■ PROBLEM DETAILS
All records are to be retyped faithfully and completely.

* begin *

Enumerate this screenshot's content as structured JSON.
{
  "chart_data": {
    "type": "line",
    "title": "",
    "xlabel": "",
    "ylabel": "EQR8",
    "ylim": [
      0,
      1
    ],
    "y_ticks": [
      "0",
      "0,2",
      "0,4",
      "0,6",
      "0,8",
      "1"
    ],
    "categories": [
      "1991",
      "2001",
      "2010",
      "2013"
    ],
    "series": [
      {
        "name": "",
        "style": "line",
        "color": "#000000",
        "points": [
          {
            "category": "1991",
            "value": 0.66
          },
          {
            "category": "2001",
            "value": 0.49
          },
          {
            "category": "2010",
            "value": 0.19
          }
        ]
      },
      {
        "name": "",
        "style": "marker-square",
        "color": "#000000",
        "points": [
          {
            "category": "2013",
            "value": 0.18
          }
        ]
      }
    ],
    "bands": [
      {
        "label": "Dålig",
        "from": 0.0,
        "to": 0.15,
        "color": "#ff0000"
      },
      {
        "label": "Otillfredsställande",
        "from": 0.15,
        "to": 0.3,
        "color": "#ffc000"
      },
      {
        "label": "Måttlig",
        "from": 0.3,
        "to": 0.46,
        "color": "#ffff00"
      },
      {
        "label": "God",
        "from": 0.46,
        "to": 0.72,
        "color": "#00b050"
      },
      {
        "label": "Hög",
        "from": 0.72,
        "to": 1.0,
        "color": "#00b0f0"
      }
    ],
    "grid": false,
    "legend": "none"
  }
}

* end *

■ FULL RESPONSE
Enumerate this screenshot's content as structured JSON.
{
  "chart_data": {
    "type": "line",
    "title": "",
    "xlabel": "",
    "ylabel": "EQR8",
    "ylim": [
      0,
      1
    ],
    "y_ticks": [
      "0",
      "0,2",
      "0,4",
      "0,6",
      "0,8",
      "1"
    ],
    "categories": [
      "1991",
      "2001",
      "2010",
      "2013"
    ],
    "series": [
      {
        "name": "",
        "style": "line",
        "color": "#000000",
        "points": [
          {
            "category": "1991",
            "value": 0.66
          },
          {
            "category": "2001",
            "value": 0.49
          },
          {
            "category": "2010",
            "value": 0.19
          }
        ]
      },
      {
        "name": "",
        "style": "marker-square",
        "color": "#000000",
        "points": [
          {
            "category": "2013",
            "value": 0.18
          }
        ]
      }
    ],
    "bands": [
      {
        "label": "Dålig",
        "from": 0.0,
        "to": 0.15,
        "color": "#ff0000"
      },
      {
        "label": "Otillfredsställande",
        "from": 0.15,
        "to": 0.3,
        "color": "#ffc000"
      },
      {
        "label": "Måttlig",
        "from": 0.3,
        "to": 0.46,
        "color": "#ffff00"
      },
      {
        "label": "God",
        "from": 0.46,
        "to": 0.72,
        "color": "#00b050"
      },
      {
        "label": "Hög",
        "from": 0.72,
        "to": 1.0,
        "color": "#00b0f0"
      }
    ],
    "grid": false,
    "legend": "none"
  }
}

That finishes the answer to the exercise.